• [Text block]:
——
The handles on these dumbbells have a knurling split into three parts that align with your index finger, pinky finger, and palm. The knurling isn’t too abrasive, but it definitely gets the job done in our opinion. The handles are also chrome plated to provide some protection against corrosion — plus, the chrome provides a nice aesthetic. Just be sure to clean them periodically if you’re storing your gear in a non-climate-controlled room to prevent rust from forming. 

Weight Options

The great thing about these dumbbells is that you have so many weight options to choose from. Ranging from five pounds up to 100 pounds in five-pound increments, the majority of the fitness community will be able to find a weight that suits their needs.

Ergonomic Handle on the Living.Fit Dumbbells
Ergonomic Handle on the Living.Fit Dumbbells

If you wanted to go ahead and snag a full set (which is likely the most cost-effective way to go), you have six different options to choose from. The five to 25-pound set, the five to 50-pound set, the five to 75-pound set, the 55 to 75-pound set, the 80 to 100-pound set, or the full five to 100-pound set. Some companies don’t offer a full set with all of the weight options, so this is a great option here.

Size and Dimensions

In terms of the handle diameter, the Living.Fit dumbbells are actually uniform in size across all of the weight options with a diameter of 1.3 inches. The handles are also around five inches in length regardless of the weight you’re working with. The overall size of the bells will increase as you go up in weight though since the heads do get bigger as the weights get heavier.


Living.Fit offers a lifetime warranty on these dumbbells for at-home use, and a two-year warranty for commercial usage. 

Places to Buy

You can buy these dumbbells directly through Living.Fit’s website or Amazon. 

Company Information

Founded in 2018, Living.Fit is focused on making life-changing fitness as simple as possible for athletes of all fitness levels. To find out more about their operations, you can send an email to [email protected], and someone from their support team will answer any questions you may have.
——
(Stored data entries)
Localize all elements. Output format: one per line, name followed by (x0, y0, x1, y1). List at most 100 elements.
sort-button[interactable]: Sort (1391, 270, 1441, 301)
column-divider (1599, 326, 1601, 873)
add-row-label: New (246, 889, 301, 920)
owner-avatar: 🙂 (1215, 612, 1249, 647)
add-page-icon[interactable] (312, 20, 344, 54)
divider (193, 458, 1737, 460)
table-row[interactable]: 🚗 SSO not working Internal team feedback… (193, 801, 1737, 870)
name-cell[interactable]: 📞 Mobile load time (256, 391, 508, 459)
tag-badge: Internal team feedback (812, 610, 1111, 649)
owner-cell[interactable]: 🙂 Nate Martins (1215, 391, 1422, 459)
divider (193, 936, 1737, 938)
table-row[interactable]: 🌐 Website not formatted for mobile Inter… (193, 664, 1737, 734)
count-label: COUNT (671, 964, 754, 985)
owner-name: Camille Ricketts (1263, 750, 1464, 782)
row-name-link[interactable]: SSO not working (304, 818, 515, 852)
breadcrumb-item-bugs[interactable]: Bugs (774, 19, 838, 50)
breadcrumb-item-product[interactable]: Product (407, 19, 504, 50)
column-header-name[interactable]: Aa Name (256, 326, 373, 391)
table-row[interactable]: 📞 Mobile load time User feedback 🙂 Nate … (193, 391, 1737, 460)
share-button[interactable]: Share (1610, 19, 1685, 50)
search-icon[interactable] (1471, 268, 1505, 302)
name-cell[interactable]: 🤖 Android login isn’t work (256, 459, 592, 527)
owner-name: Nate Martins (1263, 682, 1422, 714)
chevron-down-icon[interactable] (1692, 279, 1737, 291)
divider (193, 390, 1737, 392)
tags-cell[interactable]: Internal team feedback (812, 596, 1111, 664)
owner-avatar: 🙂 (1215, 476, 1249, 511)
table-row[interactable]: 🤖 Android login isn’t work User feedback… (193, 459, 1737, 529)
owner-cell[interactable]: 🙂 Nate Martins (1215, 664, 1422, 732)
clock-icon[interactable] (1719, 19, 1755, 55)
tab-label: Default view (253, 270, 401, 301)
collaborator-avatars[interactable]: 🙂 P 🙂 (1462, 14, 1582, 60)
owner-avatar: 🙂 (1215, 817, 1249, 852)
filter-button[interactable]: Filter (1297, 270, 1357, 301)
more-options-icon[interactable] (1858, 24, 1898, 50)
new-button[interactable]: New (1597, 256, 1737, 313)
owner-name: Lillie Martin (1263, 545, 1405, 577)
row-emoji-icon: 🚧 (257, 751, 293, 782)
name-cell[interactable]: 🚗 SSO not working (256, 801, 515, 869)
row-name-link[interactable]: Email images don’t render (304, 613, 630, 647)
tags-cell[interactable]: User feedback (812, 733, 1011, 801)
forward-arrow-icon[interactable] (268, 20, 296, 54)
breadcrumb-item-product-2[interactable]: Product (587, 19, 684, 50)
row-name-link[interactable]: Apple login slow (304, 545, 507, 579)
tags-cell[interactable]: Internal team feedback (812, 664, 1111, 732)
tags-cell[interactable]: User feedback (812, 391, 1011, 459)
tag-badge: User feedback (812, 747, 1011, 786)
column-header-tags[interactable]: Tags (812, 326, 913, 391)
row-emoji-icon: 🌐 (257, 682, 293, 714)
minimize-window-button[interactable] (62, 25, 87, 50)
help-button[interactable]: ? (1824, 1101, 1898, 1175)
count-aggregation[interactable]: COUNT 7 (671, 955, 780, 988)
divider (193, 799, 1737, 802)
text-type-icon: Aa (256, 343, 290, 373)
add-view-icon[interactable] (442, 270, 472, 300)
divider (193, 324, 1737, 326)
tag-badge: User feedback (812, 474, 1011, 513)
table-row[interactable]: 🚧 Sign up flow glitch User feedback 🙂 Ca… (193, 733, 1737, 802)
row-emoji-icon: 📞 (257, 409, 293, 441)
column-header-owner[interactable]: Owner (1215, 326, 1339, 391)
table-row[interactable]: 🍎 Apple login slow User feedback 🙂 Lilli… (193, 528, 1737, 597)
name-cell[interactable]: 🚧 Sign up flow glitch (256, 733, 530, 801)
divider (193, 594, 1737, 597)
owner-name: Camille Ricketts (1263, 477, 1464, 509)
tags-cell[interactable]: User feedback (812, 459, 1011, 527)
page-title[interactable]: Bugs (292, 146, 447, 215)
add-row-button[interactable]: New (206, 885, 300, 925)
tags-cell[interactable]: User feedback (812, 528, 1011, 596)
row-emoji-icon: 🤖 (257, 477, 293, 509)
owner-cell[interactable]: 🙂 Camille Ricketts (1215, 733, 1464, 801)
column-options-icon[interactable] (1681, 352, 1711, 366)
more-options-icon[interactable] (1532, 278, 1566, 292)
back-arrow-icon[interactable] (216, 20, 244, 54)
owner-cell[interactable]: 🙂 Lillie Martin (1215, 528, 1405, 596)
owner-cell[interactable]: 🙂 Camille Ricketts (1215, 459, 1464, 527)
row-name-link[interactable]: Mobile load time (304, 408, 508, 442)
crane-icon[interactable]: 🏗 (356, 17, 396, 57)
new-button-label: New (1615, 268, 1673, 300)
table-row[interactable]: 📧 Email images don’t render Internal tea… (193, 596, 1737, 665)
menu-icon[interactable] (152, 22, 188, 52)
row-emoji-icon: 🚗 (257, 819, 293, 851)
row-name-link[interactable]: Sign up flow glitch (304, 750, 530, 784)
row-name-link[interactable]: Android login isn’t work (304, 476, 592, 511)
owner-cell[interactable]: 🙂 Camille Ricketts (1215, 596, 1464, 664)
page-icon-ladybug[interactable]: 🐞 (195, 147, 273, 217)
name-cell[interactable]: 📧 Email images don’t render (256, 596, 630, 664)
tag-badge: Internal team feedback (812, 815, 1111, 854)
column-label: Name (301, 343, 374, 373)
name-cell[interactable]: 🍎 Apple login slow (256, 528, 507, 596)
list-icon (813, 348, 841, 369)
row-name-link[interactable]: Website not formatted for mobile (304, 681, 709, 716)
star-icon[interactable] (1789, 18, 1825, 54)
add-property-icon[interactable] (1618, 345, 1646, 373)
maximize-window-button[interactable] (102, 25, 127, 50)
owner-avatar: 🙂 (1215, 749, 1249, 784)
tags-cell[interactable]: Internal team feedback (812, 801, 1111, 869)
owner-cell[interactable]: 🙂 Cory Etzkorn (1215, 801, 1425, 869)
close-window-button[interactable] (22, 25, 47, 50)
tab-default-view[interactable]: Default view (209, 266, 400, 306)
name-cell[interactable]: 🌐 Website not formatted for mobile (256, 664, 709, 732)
——
• [Problem to work on]:
Write the next part of the Living.Fit dumbbell review, picking up from where it stops. The records stand apart from the dumbbell review and are separate material.

• [Task output]:
Final Word

These Living.Fit Dumbbells are made with a mix of steel handles that are welded to rubber-coated cast iron heads. The chrome plating on the handles will fight off some corrosion, while the rubber is going to protect the structural integrity of the dumbbells. Plus, the rubber will protect your surrounding equipment from harm, and decrease the noise when dropped. 

The ergonomic handles are thicker in the middle and feature a knurling that lines up with your fingers and palm for a solid grip. Because you can purchase these in a pair or as a full set, there’s a good chance the majority of the weightlifting community will be able to find bells that are compatible with their strength level. Considering the durability and the multiple buying options, we believe these are a great option for athletes of all shapes and sizes to add to their home gym. Plus, they aren’t as expensive as many of the other dumbbells you may find on the market today. 


What type of handle is featured on the Living.Fit Dumbbells?

These dumbbells feature a classic ergonomic handle that is thicker in the middle, so it fills up your palms while lifting. The 1.3 inch handle diameter stays the same no matter the weight you choose.

What are the different weight options available with the Living.Fit Dumbbells?

Living.Fit offers these dumbbells in individual pairs that range from five to 100 pounds in five pound increments. Or you can opt for a full set. Their sets range from five to 50 pounds, five to 75 pounds, 55 to 75 pounds, 80 to 100 pounds, as well as a full set that ranges from 5 to 100 pounds.

How much do the Living.Fit Dumbbells cost?

Since there are so many buying options, the prices vary. If you want to add a few pairs to your existing equipment stash, the five-pound bells will be the cheapest, costing about $30 for a pair. The 25’s are around $100, the 50’s are about $180, and the 100’s are roughly $400.

If you want to buy in bulk, the cheapest set is the $300 five- to 25-pound set. The five- to 50-pound set is around $1,000, and the complete set ranging from five to 100 pounds will run you around $3,600. Plus, there are a couple of in-between sets for you to purchase. While these certainly aren’t “cheap,” we found these prices to be pretty average compared to the rest of the market.